**OBJECTIVE**
Copy each line exactly. Leave nothing out.

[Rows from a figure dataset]
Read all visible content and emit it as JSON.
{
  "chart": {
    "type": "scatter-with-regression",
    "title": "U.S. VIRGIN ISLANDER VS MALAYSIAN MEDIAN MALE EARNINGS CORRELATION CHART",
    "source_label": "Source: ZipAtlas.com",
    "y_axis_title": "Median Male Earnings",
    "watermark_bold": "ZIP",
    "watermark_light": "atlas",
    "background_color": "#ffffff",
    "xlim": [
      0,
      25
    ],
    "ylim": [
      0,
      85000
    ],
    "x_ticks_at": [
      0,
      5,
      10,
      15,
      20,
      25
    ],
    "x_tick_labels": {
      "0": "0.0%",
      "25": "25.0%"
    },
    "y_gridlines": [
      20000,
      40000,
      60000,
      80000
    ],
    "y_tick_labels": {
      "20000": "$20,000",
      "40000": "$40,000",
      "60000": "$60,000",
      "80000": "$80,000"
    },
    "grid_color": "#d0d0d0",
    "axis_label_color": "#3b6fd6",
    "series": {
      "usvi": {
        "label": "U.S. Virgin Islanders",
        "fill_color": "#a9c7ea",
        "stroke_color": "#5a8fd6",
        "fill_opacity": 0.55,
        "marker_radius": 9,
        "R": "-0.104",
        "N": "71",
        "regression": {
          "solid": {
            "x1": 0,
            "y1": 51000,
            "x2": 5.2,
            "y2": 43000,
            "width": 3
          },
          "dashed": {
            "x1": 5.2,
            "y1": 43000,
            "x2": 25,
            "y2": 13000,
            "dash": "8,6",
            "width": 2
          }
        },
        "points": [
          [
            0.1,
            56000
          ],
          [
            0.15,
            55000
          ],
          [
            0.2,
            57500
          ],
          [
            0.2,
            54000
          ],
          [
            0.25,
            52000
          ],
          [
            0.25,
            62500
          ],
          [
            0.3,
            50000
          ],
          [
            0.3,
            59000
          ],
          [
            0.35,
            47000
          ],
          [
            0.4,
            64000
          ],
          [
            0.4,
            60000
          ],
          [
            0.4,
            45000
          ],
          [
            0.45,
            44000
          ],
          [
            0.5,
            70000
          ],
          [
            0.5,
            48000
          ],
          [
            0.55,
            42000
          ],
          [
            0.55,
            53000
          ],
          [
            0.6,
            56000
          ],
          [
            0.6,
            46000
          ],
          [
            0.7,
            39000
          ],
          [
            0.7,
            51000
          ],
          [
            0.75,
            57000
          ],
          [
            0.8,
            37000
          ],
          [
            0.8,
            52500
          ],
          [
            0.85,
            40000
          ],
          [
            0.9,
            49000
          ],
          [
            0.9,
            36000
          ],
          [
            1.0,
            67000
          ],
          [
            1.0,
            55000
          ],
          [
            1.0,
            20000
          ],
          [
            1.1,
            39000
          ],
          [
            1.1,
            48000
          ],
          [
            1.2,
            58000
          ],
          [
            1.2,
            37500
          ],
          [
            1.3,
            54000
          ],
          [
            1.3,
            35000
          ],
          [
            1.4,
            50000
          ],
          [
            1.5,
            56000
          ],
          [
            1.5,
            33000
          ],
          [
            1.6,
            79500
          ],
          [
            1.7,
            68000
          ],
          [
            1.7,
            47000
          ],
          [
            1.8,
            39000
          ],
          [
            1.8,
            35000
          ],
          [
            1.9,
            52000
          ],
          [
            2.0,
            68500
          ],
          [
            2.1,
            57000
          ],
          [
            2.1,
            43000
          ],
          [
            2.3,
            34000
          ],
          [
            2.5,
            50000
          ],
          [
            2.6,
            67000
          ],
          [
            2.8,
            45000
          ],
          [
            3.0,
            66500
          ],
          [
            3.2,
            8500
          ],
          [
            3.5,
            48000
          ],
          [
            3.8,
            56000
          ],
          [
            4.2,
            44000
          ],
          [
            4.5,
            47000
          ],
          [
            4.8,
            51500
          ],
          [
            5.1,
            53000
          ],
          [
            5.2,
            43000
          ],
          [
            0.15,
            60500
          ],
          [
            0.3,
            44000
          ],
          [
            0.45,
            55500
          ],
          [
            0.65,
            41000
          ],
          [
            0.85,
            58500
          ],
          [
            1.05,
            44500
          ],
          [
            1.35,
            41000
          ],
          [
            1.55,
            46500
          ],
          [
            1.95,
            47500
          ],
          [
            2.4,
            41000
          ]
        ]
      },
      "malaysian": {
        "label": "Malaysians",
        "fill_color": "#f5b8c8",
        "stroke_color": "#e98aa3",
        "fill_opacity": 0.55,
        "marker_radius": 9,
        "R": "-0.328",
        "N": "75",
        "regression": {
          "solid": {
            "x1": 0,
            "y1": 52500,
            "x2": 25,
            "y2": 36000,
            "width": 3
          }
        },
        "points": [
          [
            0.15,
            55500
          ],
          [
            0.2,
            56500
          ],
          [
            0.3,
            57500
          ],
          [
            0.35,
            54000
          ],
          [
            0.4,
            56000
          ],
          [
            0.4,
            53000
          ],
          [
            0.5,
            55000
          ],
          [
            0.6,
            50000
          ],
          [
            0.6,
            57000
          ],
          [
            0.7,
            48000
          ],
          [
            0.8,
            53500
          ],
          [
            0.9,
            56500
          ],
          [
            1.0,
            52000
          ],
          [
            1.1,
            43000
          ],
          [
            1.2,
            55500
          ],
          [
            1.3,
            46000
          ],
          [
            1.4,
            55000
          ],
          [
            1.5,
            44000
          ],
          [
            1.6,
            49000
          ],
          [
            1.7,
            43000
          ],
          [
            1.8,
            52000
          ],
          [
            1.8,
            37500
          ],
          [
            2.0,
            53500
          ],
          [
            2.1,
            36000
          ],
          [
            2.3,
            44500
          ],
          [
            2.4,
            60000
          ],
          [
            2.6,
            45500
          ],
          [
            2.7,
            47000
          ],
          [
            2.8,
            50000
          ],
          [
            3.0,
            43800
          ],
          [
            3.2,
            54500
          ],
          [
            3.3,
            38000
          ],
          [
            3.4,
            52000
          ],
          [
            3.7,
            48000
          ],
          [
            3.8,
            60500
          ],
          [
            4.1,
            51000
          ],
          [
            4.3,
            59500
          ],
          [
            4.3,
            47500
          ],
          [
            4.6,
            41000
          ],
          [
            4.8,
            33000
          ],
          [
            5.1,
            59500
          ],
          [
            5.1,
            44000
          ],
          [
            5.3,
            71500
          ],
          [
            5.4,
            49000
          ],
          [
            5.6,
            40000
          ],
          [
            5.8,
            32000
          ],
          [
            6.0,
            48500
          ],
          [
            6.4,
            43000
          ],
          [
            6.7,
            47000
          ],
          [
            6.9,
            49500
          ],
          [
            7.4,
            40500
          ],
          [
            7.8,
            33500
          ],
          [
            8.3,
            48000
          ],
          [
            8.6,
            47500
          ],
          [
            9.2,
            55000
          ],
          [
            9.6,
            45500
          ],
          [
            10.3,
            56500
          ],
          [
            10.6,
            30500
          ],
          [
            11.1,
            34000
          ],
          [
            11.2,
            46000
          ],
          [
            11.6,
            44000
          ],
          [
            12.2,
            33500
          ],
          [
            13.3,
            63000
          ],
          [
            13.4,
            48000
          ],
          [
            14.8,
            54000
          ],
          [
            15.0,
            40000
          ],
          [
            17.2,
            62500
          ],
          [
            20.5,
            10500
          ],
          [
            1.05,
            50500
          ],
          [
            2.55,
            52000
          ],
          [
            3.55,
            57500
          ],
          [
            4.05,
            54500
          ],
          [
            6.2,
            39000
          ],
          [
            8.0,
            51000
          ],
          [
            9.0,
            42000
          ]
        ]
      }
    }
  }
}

**FINISHED TASK**
Read all visible content and emit it as JSON.
{
  "chart": {
    "type": "scatter-with-regression",
    "title": "U.S. VIRGIN ISLANDER VS MALAYSIAN MEDIAN MALE EARNINGS CORRELATION CHART",
    "source_label": "Source: ZipAtlas.com",
    "y_axis_title": "Median Male Earnings",
    "watermark_bold": "ZIP",
    "watermark_light": "atlas",
    "background_color": "#ffffff",
    "xlim": [
      0,
      25
    ],
    "ylim": [
      0,
      85000
    ],
    "x_ticks_at": [
      0,
      5,
      10,
      15,
      20,
      25
    ],
    "x_tick_labels": {
      "0": "0.0%",
      "25": "25.0%"
    },
    "y_gridlines": [
      20000,
      40000,
      60000,
      80000
    ],
    "y_tick_labels": {
      "20000": "$20,000",
      "40000": "$40,000",
      "60000": "$60,000",
      "80000": "$80,000"
    },
    "grid_color": "#d0d0d0",
    "axis_label_color": "#3b6fd6",
    "series": {
      "usvi": {
        "label": "U.S. Virgin Islanders",
        "fill_color": "#a9c7ea",
        "stroke_color": "#5a8fd6",
        "fill_opacity": 0.55,
        "marker_radius": 9,
        "R": "-0.104",
        "N": "71",
        "regression": {
          "solid": {
            "x1": 0,
            "y1": 51000,
            "x2": 5.2,
            "y2": 43000,
            "width": 3
          },
          "dashed": {
            "x1": 5.2,
            "y1": 43000,
            "x2": 25,
            "y2": 13000,
            "dash": "8,6",
            "width": 2
          }
        },
        "points": [
          [
            0.1,
            56000
          ],
          [
            0.15,
            55000
          ],
          [
            0.2,
            57500
          ],
          [
            0.2,
            54000
          ],
          [
            0.25,
            52000
          ],
          [
            0.25,
            62500
          ],
          [
            0.3,
            50000
          ],
          [
            0.3,
            59000
          ],
          [
            0.35,
            47000
          ],
          [
            0.4,
            64000
          ],
          [
            0.4,
            60000
          ],
          [
            0.4,
            45000
          ],
          [
            0.45,
            44000
          ],
          [
            0.5,
            70000
          ],
          [
            0.5,
            48000
          ],
          [
            0.55,
            42000
          ],
          [
            0.55,
            53000
          ],
          [
            0.6,
            56000
          ],
          [
            0.6,
            46000
          ],
          [
            0.7,
            39000
          ],
          [
            0.7,
            51000
          ],
          [
            0.75,
            57000
          ],
          [
            0.8,
            37000
          ],
          [
            0.8,
            52500
          ],
          [
            0.85,
            40000
          ],
          [
            0.9,
            49000
          ],
          [
            0.9,
            36000
          ],
          [
            1.0,
            67000
          ],
          [
            1.0,
            55000
          ],
          [
            1.0,
            20000
          ],
          [
            1.1,
            39000
          ],
          [
            1.1,
            48000
          ],
          [
            1.2,
            58000
          ],
          [
            1.2,
            37500
          ],
          [
            1.3,
            54000
          ],
          [
            1.3,
            35000
          ],
          [
            1.4,
            50000
          ],
          [
            1.5,
            56000
          ],
          [
            1.5,
            33000
          ],
          [
            1.6,
            79500
          ],
          [
            1.7,
            68000
          ],
          [
            1.7,
            47000
          ],
          [
            1.8,
            39000
          ],
          [
            1.8,
            35000
          ],
          [
            1.9,
            52000
          ],
          [
            2.0,
            68500
          ],
          [
            2.1,
            57000
          ],
          [
            2.1,
            43000
          ],
          [
            2.3,
            34000
          ],
          [
            2.5,
            50000
          ],
          [
            2.6,
            67000
          ],
          [
            2.8,
            45000
          ],
          [
            3.0,
            66500
          ],
          [
            3.2,
            8500
          ],
          [
            3.5,
            48000
          ],
          [
            3.8,
            56000
          ],
          [
            4.2,
            44000
          ],
          [
            4.5,
            47000
          ],
          [
            4.8,
            51500
          ],
          [
            5.1,
            53000
          ],
          [
            5.2,
            43000
          ],
          [
            0.15,
            60500
          ],
          [
            0.3,
            44000
          ],
          [
            0.45,
            55500
          ],
          [
            0.65,
            41000
          ],
          [
            0.85,
            58500
          ],
          [
            1.05,
            44500
          ],
          [
            1.35,
            41000
          ],
          [
            1.55,
            46500
          ],
          [
            1.95,
            47500
          ],
          [
            2.4,
            41000
          ]
        ]
      },
      "malaysian": {
        "label": "Malaysians",
        "fill_color": "#f5b8c8",
        "stroke_color": "#e98aa3",
        "fill_opacity": 0.55,
        "marker_radius": 9,
        "R": "-0.328",
        "N": "75",
        "regression": {
          "solid": {
            "x1": 0,
            "y1": 52500,
            "x2": 25,
            "y2": 36000,
            "width": 3
          }
        },
        "points": [
          [
            0.15,
            55500
          ],
          [
            0.2,
            56500
          ],
          [
            0.3,
            57500
          ],
          [
            0.35,
            54000
          ],
          [
            0.4,
            56000
          ],
          [
            0.4,
            53000
          ],
          [
            0.5,
            55000
          ],
          [
            0.6,
            50000
          ],
          [
            0.6,
            57000
          ],
          [
            0.7,
            48000
          ],
          [
            0.8,
            53500
          ],
          [
            0.9,
            56500
          ],
          [
            1.0,
            52000
          ],
          [
            1.1,
            43000
          ],
          [
            1.2,
            55500
          ],
          [
            1.3,
            46000
          ],
          [
            1.4,
            55000
          ],
          [
            1.5,
            44000
          ],
          [
            1.6,
            49000
          ],
          [
            1.7,
            43000
          ],
          [
            1.8,
            52000
          ],
          [
            1.8,
            37500
          ],
          [
            2.0,
            53500
          ],
          [
            2.1,
            36000
          ],
          [
            2.3,
            44500
          ],
          [
            2.4,
            60000
          ],
          [
            2.6,
            45500
          ],
          [
            2.7,
            47000
          ],
          [
            2.8,
            50000
          ],
          [
            3.0,
            43800
          ],
          [
            3.2,
            54500
          ],
          [
            3.3,
            38000
          ],
          [
            3.4,
            52000
          ],
          [
            3.7,
            48000
          ],
          [
            3.8,
            60500
          ],
          [
            4.1,
            51000
          ],
          [
            4.3,
            59500
          ],
          [
            4.3,
            47500
          ],
          [
            4.6,
            41000
          ],
          [
            4.8,
            33000
          ],
          [
            5.1,
            59500
          ],
          [
            5.1,
            44000
          ],
          [
            5.3,
            71500
          ],
          [
            5.4,
            49000
          ],
          [
            5.6,
            40000
          ],
          [
            5.8,
            32000
          ],
          [
            6.0,
            48500
          ],
          [
            6.4,
            43000
          ],
          [
            6.7,
            47000
          ],
          [
            6.9,
            49500
          ],
          [
            7.4,
            40500
          ],
          [
            7.8,
            33500
          ],
          [
            8.3,
            48000
          ],
          [
            8.6,
            47500
          ],
          [
            9.2,
            55000
          ],
          [
            9.6,
            45500
          ],
          [
            10.3,
            56500
          ],
          [
            10.6,
            30500
          ],
          [
            11.1,
            34000
          ],
          [
            11.2,
            46000
          ],
          [
            11.6,
            44000
          ],
          [
            12.2,
            33500
          ],
          [
            13.3,
            63000
          ],
          [
            13.4,
            48000
          ],
          [
            14.8,
            54000
          ],
          [
            15.0,
            40000
          ],
          [
            17.2,
            62500
          ],
          [
            20.5,
            10500
          ],
          [
            1.05,
            50500
          ],
          [
            2.55,
            52000
          ],
          [
            3.55,
            57500
          ],
          [
            4.05,
            54500
          ],
          [
            6.2,
            39000
          ],
          [
            8.0,
            51000
          ],
          [
            9.0,
            42000
          ]
        ]
      }
    }
  }
}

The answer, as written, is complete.